-- START OF EXERCISE INPUT --

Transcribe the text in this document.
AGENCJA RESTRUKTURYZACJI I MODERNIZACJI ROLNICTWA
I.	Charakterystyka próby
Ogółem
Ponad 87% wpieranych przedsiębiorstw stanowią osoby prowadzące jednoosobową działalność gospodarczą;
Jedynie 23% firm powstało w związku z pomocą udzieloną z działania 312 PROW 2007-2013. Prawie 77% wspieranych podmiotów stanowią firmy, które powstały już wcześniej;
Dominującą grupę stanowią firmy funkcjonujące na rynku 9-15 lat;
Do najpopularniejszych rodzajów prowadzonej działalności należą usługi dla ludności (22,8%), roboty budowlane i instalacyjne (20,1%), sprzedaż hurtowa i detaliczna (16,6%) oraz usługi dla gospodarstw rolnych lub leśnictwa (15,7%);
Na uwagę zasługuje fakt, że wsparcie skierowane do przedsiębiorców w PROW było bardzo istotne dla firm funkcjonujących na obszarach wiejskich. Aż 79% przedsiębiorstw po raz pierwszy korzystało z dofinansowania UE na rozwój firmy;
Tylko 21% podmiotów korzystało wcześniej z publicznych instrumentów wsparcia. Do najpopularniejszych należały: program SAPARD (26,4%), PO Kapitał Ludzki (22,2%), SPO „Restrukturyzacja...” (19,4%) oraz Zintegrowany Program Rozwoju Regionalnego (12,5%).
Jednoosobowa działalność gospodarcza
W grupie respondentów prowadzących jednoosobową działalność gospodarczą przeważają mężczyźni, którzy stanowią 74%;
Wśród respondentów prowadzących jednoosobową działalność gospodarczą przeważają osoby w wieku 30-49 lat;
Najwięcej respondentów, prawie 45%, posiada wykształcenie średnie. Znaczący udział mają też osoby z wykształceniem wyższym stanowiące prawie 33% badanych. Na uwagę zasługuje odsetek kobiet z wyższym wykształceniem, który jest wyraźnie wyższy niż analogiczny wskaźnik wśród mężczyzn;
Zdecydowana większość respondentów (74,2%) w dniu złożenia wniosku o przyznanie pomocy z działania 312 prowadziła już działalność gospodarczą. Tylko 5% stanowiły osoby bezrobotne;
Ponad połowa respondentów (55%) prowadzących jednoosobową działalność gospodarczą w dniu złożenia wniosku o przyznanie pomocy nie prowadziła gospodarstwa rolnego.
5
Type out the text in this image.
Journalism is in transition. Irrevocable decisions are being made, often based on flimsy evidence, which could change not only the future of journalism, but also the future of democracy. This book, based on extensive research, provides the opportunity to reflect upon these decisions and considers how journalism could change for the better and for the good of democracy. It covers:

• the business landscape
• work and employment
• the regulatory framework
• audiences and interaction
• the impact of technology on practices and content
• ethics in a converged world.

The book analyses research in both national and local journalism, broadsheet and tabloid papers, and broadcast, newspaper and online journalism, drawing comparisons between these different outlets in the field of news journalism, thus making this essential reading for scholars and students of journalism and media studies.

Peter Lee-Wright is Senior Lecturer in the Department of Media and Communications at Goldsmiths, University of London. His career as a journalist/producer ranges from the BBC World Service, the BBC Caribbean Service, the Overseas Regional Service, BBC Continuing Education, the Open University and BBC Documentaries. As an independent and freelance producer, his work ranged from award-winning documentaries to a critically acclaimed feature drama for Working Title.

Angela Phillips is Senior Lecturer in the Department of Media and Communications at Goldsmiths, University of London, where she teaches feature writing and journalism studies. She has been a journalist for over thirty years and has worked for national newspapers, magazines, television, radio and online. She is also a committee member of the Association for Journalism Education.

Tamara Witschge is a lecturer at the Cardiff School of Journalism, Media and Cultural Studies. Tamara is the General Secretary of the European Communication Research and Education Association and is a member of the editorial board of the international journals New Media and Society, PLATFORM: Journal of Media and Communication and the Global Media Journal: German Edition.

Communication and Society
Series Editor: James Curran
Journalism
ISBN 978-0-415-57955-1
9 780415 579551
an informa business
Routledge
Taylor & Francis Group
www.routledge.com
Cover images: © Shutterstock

-- END OF EXERCISE INPUT --
-- START OF EXERCISE INPUT --

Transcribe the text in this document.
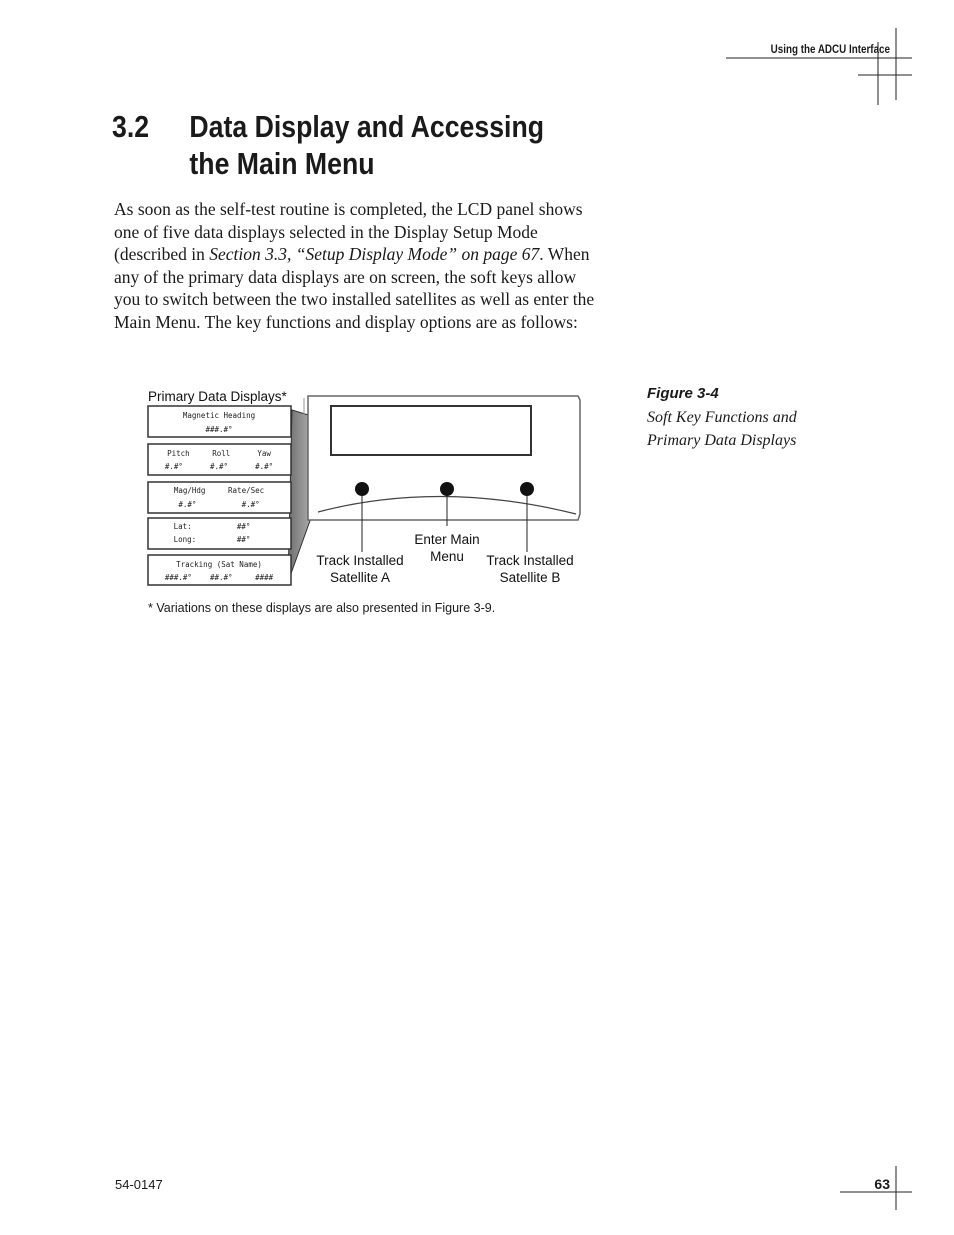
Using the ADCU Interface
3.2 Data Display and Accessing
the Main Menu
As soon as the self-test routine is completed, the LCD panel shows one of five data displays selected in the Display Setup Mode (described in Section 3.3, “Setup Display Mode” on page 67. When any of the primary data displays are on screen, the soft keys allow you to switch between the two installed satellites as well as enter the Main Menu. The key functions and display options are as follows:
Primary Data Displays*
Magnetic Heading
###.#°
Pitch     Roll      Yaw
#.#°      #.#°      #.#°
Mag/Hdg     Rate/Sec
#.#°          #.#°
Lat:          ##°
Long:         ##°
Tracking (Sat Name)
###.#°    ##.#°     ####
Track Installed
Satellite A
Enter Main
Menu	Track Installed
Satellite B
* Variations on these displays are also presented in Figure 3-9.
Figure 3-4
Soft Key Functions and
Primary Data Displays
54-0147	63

-- END OF EXERCISE INPUT --

▶ EXERCISE REQUIREMENTS
Extract all lines from the data in which "podmiotów" is found.

▶ ANSWER TO THIS TASK
Jedynie 23% firm powstało w związku z pomocą udzieloną z działania 312 PROW 2007-2013. Prawie 77% wspieranych podmiotów stanowią firmy, które powstały już wcześniej;
Tylko 21% podmiotów korzystało wcześniej z publicznych instrumentów wsparcia. Do najpopularniejszych należały: program SAPARD (26,4%), PO Kapitał Ludzki (22,2%), SPO „Restrukturyzacja...” (19,4%) oraz Zintegrowany Program Rozwoju Regionalnego (12,5%).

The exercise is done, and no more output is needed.